What is expected
Write out every entry exactly as it appears.

(Excerpts from a figure dataset)
-- start --

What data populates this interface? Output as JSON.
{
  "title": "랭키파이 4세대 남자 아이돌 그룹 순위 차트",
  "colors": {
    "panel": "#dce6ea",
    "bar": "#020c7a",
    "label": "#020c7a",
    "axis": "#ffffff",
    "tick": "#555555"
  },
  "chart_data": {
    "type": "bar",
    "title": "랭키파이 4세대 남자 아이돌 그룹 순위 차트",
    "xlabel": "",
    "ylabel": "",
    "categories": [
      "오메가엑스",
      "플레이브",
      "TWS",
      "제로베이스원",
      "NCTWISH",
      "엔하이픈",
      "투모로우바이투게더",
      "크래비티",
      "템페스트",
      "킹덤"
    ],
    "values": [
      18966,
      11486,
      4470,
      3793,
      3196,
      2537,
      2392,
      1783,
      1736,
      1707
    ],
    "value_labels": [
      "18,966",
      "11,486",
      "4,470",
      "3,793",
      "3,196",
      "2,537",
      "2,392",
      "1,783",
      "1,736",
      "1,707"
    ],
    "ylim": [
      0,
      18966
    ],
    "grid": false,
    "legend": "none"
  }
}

-- end --

The reply
What data populates this interface? Output as JSON.
{
  "title": "랭키파이 4세대 남자 아이돌 그룹 순위 차트",
  "colors": {
    "panel": "#dce6ea",
    "bar": "#020c7a",
    "label": "#020c7a",
    "axis": "#ffffff",
    "tick": "#555555"
  },
  "chart_data": {
    "type": "bar",
    "title": "랭키파이 4세대 남자 아이돌 그룹 순위 차트",
    "xlabel": "",
    "ylabel": "",
    "categories": [
      "오메가엑스",
      "플레이브",
      "TWS",
      "제로베이스원",
      "NCTWISH",
      "엔하이픈",
      "투모로우바이투게더",
      "크래비티",
      "템페스트",
      "킹덤"
    ],
    "values": [
      18966,
      11486,
      4470,
      3793,
      3196,
      2537,
      2392,
      1783,
      1736,
      1707
    ],
    "value_labels": [
      "18,966",
      "11,486",
      "4,470",
      "3,793",
      "3,196",
      "2,537",
      "2,392",
      "1,783",
      "1,736",
      "1,707"
    ],
    "ylim": [
      0,
      18966
    ],
    "grid": false,
    "legend": "none"
  }
}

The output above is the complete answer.